What is needed: Gather each line of the entries below that includes "Disclosing".

Supplied information:

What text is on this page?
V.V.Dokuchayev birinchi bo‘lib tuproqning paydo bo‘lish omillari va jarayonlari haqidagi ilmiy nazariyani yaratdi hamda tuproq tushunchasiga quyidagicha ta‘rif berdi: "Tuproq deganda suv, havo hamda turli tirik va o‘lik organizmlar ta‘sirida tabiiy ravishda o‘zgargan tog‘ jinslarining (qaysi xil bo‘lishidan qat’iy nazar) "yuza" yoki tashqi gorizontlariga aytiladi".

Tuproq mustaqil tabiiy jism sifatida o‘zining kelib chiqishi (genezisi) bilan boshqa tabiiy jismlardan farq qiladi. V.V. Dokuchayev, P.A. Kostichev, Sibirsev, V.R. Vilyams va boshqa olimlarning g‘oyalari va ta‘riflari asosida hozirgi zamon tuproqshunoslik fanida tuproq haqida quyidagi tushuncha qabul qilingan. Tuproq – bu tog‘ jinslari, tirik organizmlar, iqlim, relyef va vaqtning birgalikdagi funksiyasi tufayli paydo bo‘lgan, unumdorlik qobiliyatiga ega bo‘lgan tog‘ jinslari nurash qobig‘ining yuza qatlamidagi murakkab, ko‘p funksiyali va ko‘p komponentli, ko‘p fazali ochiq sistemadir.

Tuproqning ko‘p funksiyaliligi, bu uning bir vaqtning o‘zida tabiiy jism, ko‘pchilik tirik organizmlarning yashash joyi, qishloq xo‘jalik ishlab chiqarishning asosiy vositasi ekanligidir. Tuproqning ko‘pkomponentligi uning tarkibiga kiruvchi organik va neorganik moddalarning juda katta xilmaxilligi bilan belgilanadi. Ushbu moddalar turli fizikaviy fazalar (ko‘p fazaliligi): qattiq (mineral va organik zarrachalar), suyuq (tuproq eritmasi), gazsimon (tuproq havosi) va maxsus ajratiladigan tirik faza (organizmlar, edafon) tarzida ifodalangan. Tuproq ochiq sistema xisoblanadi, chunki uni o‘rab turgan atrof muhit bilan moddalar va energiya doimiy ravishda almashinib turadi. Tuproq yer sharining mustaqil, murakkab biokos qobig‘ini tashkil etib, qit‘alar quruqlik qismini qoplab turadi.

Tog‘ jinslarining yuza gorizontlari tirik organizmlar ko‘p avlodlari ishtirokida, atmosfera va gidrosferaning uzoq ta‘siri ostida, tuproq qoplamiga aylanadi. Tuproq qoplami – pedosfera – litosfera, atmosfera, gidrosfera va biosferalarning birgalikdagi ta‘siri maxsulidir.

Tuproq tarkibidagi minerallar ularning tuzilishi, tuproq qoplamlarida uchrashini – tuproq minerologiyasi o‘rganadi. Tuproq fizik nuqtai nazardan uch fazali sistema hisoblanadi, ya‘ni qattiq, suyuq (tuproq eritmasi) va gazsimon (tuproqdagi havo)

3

==

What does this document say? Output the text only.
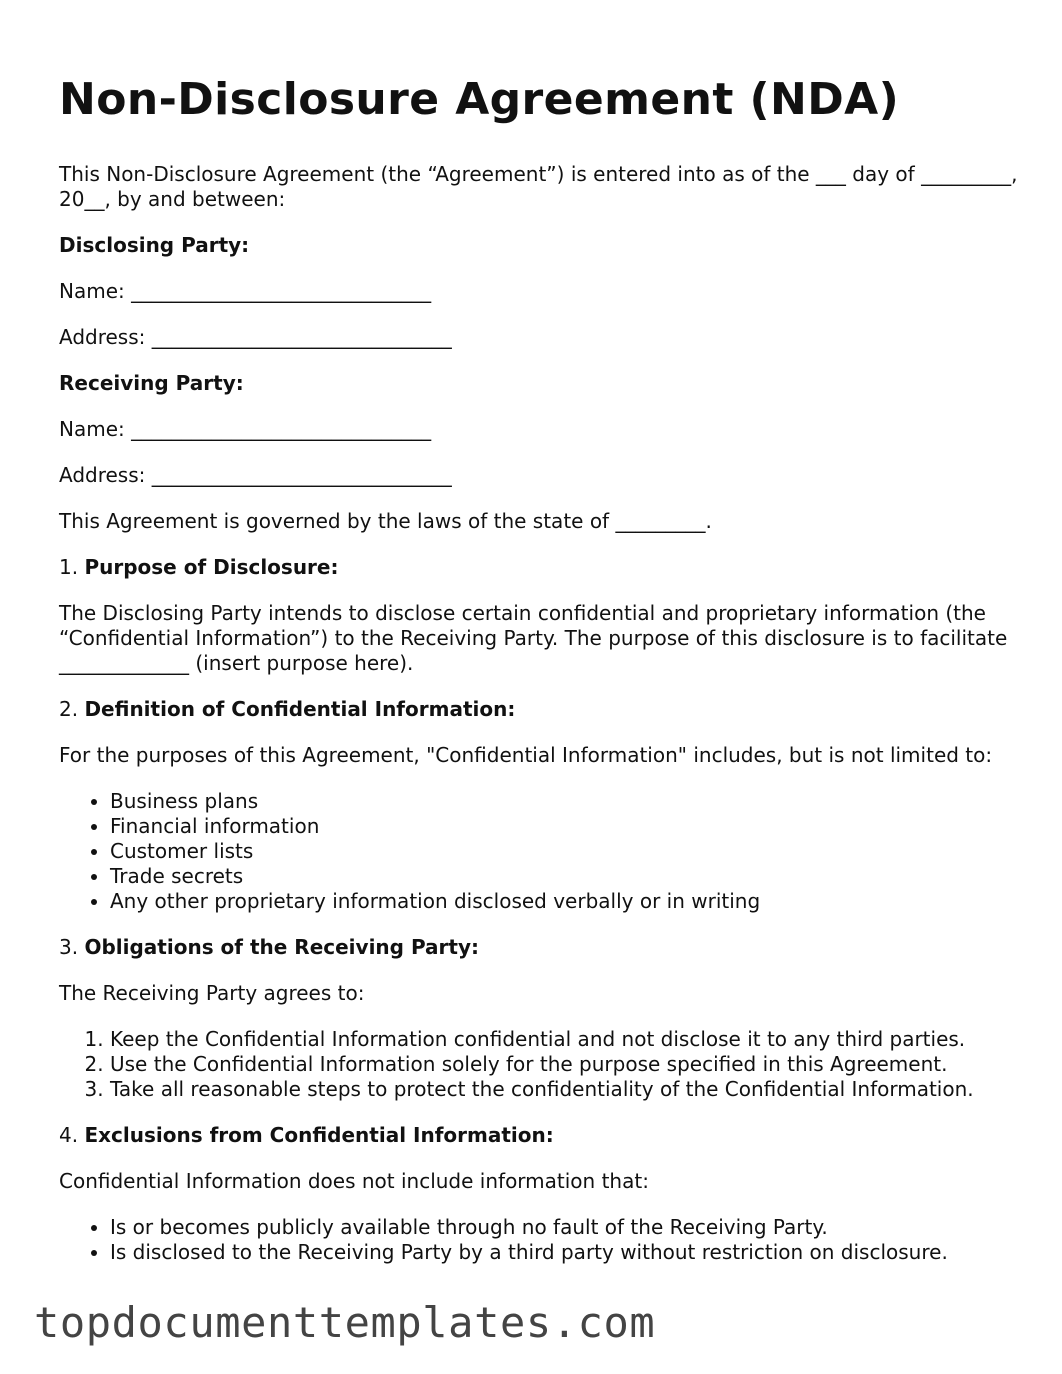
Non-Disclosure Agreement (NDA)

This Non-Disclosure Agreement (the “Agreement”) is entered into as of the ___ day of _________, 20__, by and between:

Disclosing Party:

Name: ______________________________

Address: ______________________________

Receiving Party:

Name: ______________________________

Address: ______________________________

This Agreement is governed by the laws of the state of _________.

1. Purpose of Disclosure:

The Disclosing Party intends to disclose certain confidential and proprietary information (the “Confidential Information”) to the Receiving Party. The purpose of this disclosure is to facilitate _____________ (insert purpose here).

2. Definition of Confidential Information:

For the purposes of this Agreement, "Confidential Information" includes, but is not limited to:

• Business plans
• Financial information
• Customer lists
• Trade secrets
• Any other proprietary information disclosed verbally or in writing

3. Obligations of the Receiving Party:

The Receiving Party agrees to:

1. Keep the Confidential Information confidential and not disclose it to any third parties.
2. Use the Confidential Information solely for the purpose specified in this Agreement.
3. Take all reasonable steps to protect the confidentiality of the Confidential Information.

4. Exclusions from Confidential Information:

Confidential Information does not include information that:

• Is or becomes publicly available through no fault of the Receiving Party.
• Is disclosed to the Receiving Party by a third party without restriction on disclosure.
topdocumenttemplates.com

Reply:
Disclosing Party:
The Disclosing Party intends to disclose certain confidential and proprietary information (the “Confidential Information”) to the Receiving Party. The purpose of this disclosure is to facilitate _____________ (insert purpose here).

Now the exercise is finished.